SHORT PROBLEM: Repeat the full listing, word for word.

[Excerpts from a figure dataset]
+ + + +

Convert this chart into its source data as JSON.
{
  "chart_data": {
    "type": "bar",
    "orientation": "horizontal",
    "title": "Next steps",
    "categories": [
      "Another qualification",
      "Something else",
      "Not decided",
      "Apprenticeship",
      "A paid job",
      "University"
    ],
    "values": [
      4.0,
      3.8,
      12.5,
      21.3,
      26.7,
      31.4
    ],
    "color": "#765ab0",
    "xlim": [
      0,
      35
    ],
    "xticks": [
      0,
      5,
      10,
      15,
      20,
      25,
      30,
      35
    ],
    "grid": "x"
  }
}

+ + + +

RESPONSE:
Convert this chart into its source data as JSON.
{
  "chart_data": {
    "type": "bar",
    "orientation": "horizontal",
    "title": "Next steps",
    "categories": [
      "Another qualification",
      "Something else",
      "Not decided",
      "Apprenticeship",
      "A paid job",
      "University"
    ],
    "values": [
      4.0,
      3.8,
      12.5,
      21.3,
      26.7,
      31.4
    ],
    "color": "#765ab0",
    "xlim": [
      0,
      35
    ],
    "xticks": [
      0,
      5,
      10,
      15,
      20,
      25,
      30,
      35
    ],
    "grid": "x"
  }
}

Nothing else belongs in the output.